Data records
^^^^

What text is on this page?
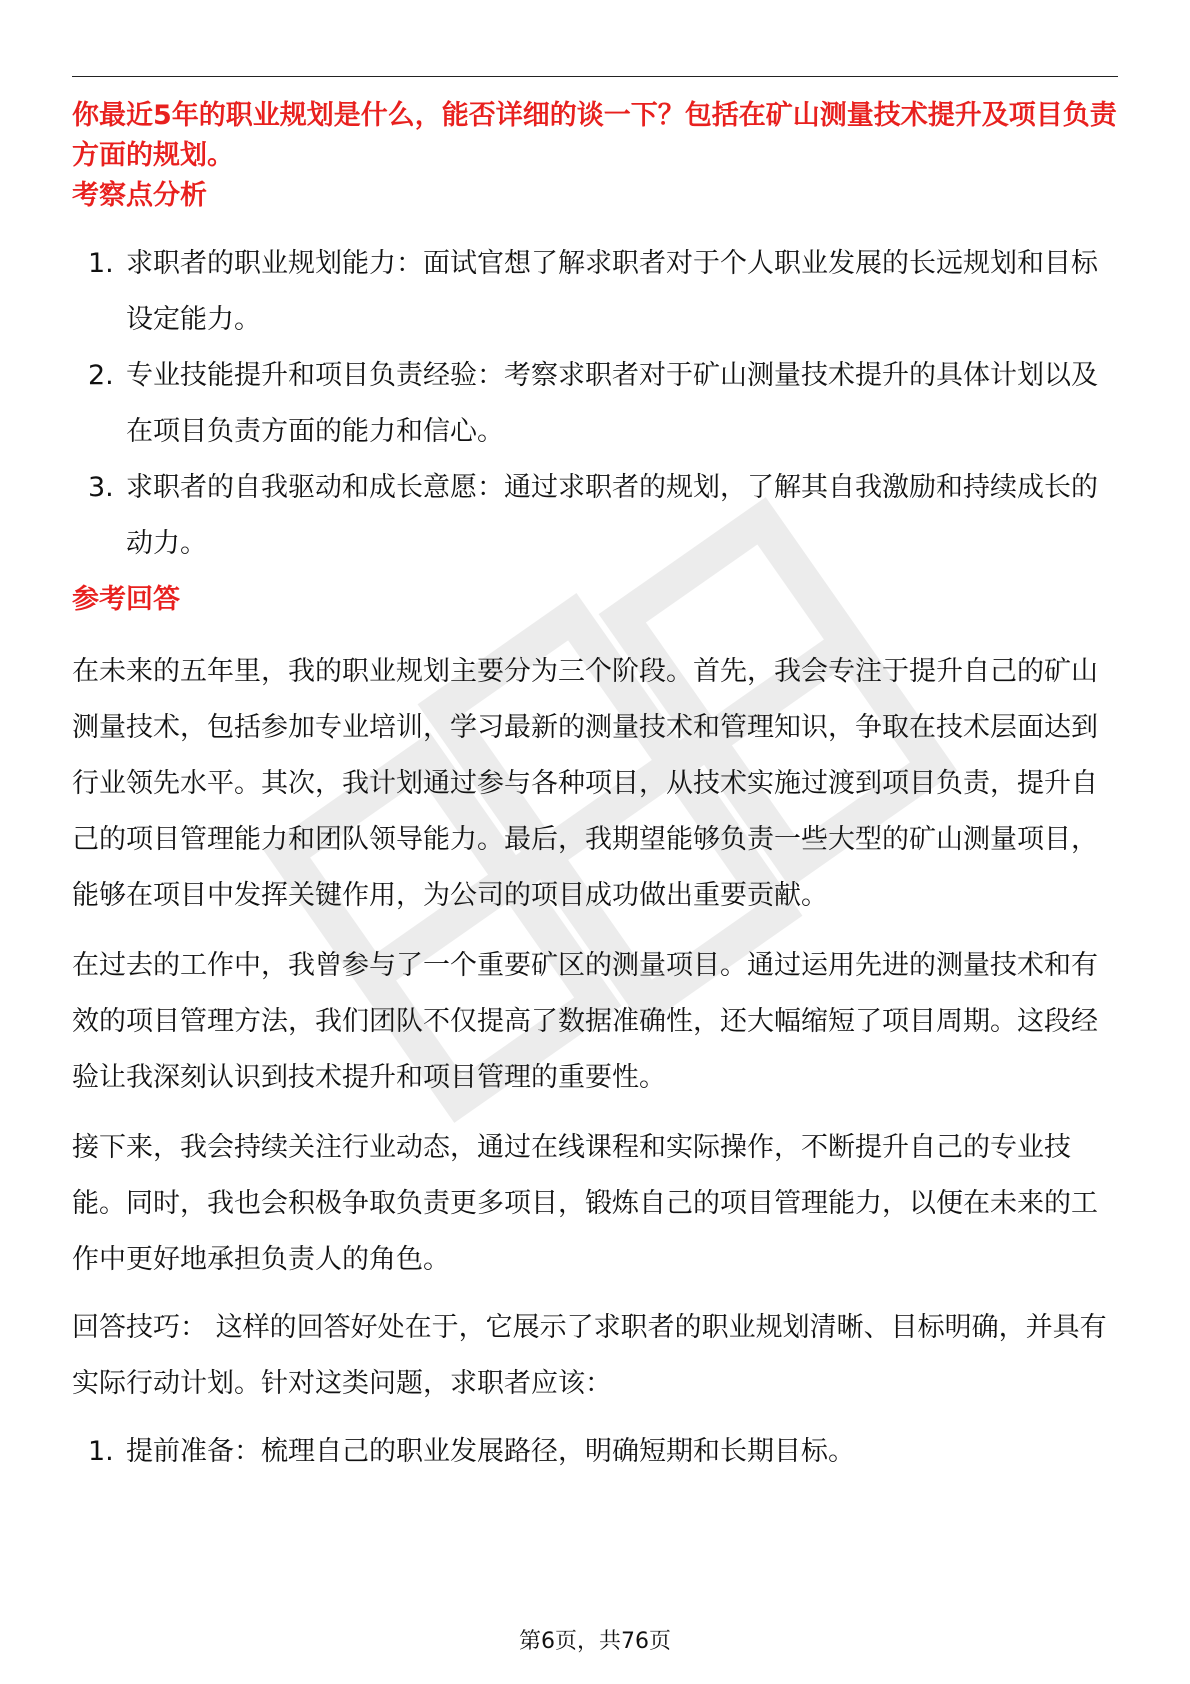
你最近5年的职业规划是什么，能否详细的谈一下？包括在矿山测量技术提升及项目负责方面的规划。
考察点分析
1. 求职者的职业规划能力：面试官想了解求职者对于个人职业发展的长远规划和目标设定能力。
2. 专业技能提升和项目负责经验：考察求职者对于矿山测量技术提升的具体计划以及在项目负责方面的能力和信心。
3. 求职者的自我驱动和成长意愿：通过求职者的规划，了解其自我激励和持续成长的动力。
参考回答

在未来的五年里，我的职业规划主要分为三个阶段。首先，我会专注于提升自己的矿山测量技术，包括参加专业培训，学习最新的测量技术和管理知识，争取在技术层面达到行业领先水平。其次，我计划通过参与各种项目，从技术实施过渡到项目负责，提升自己的项目管理能力和团队领导能力。最后，我期望能够负责一些大型的矿山测量项目，能够在项目中发挥关键作用，为公司的项目成功做出重要贡献。

在过去的工作中，我曾参与了一个重要矿区的测量项目。通过运用先进的测量技术和有效的项目管理方法，我们团队不仅提高了数据准确性，还大幅缩短了项目周期。这段经验让我深刻认识到技术提升和项目管理的重要性。

接下来，我会持续关注行业动态，通过在线课程和实际操作，不断提升自己的专业技能。同时，我也会积极争取负责更多项目，锻炼自己的项目管理能力，以便在未来的工作中更好地承担负责人的角色。

回答技巧： 这样的回答好处在于，它展示了求职者的职业规划清晰、目标明确，并具有实际行动计划。针对这类问题，求职者应该：

1. 提前准备：梳理自己的职业发展路径，明确短期和长期目标。
第6页，共76页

^^^^

GIVEN PROBLEM
Write out the records above once more, word for word, with no pictures.

WORKED ANSWER
What text is on this page?
你最近5年的职业规划是什么，能否详细的谈一下？包括在矿山测量技术提升及项目负责方面的规划。
考察点分析
1. 求职者的职业规划能力：面试官想了解求职者对于个人职业发展的长远规划和目标设定能力。
2. 专业技能提升和项目负责经验：考察求职者对于矿山测量技术提升的具体计划以及在项目负责方面的能力和信心。
3. 求职者的自我驱动和成长意愿：通过求职者的规划，了解其自我激励和持续成长的动力。
参考回答

在未来的五年里，我的职业规划主要分为三个阶段。首先，我会专注于提升自己的矿山测量技术，包括参加专业培训，学习最新的测量技术和管理知识，争取在技术层面达到行业领先水平。其次，我计划通过参与各种项目，从技术实施过渡到项目负责，提升自己的项目管理能力和团队领导能力。最后，我期望能够负责一些大型的矿山测量项目，能够在项目中发挥关键作用，为公司的项目成功做出重要贡献。

在过去的工作中，我曾参与了一个重要矿区的测量项目。通过运用先进的测量技术和有效的项目管理方法，我们团队不仅提高了数据准确性，还大幅缩短了项目周期。这段经验让我深刻认识到技术提升和项目管理的重要性。

接下来，我会持续关注行业动态，通过在线课程和实际操作，不断提升自己的专业技能。同时，我也会积极争取负责更多项目，锻炼自己的项目管理能力，以便在未来的工作中更好地承担负责人的角色。

回答技巧： 这样的回答好处在于，它展示了求职者的职业规划清晰、目标明确，并具有实际行动计划。针对这类问题，求职者应该：

1. 提前准备：梳理自己的职业发展路径，明确短期和长期目标。
第6页，共76页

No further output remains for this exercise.